_PROBLEM REQUIREMENTS_: Leave out the pictures and repeat the rest of the material exactly.

_INFORMATION PROVIDED_:

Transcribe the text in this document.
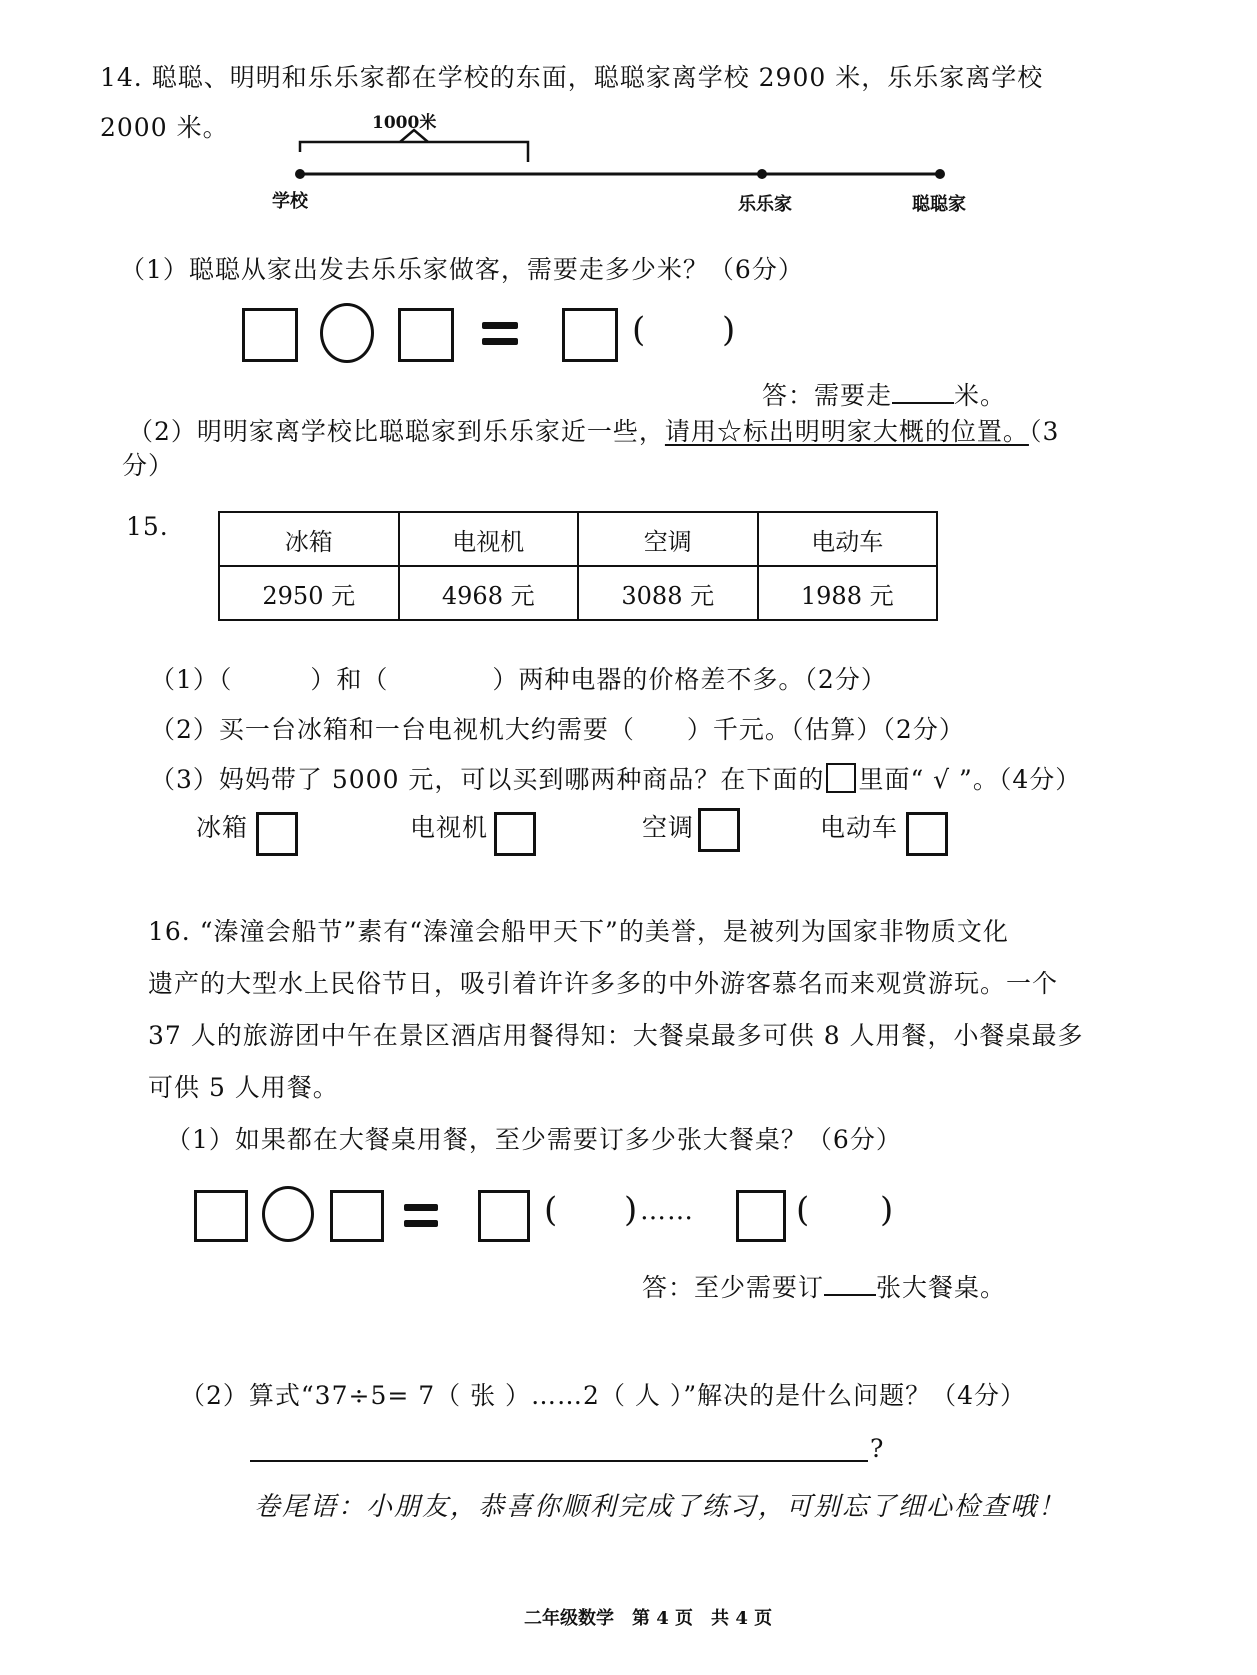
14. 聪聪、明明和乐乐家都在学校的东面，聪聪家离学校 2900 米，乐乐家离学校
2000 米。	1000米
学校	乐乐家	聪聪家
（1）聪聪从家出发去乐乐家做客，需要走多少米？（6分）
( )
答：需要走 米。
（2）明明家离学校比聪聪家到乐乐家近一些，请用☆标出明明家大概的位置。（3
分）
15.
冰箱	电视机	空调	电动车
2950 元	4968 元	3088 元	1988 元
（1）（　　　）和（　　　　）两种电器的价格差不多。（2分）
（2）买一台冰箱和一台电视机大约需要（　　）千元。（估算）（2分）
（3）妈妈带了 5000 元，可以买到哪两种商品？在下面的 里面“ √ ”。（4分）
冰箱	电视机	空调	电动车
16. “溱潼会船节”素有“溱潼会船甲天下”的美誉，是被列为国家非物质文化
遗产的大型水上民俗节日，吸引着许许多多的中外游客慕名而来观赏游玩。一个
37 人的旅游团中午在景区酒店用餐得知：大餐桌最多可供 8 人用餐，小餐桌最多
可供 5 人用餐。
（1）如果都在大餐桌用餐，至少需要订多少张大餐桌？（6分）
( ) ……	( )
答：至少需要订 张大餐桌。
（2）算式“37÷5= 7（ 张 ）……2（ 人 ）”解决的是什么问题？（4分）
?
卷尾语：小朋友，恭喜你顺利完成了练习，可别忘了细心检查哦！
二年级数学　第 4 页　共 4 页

_SOLUTION TO THE EXERCISE_:
Transcribe the text in this document.
14. 聪聪、明明和乐乐家都在学校的东面，聪聪家离学校 2900 米，乐乐家离学校
2000 米。	1000米
学校	乐乐家	聪聪家
（1）聪聪从家出发去乐乐家做客，需要走多少米？（6分）
( )
答：需要走 米。
（2）明明家离学校比聪聪家到乐乐家近一些，请用☆标出明明家大概的位置。（3
分）
15.
冰箱	电视机	空调	电动车
2950 元	4968 元	3088 元	1988 元
（1）（　　　）和（　　　　）两种电器的价格差不多。（2分）
（2）买一台冰箱和一台电视机大约需要（　　）千元。（估算）（2分）
（3）妈妈带了 5000 元，可以买到哪两种商品？在下面的 里面“ √ ”。（4分）
冰箱	电视机	空调	电动车
16. “溱潼会船节”素有“溱潼会船甲天下”的美誉，是被列为国家非物质文化
遗产的大型水上民俗节日，吸引着许许多多的中外游客慕名而来观赏游玩。一个
37 人的旅游团中午在景区酒店用餐得知：大餐桌最多可供 8 人用餐，小餐桌最多
可供 5 人用餐。
（1）如果都在大餐桌用餐，至少需要订多少张大餐桌？（6分）
( ) ……	( )
答：至少需要订 张大餐桌。
（2）算式“37÷5= 7（ 张 ）……2（ 人 ）”解决的是什么问题？（4分）
?
卷尾语：小朋友，恭喜你顺利完成了练习，可别忘了细心检查哦！
二年级数学　第 4 页　共 4 页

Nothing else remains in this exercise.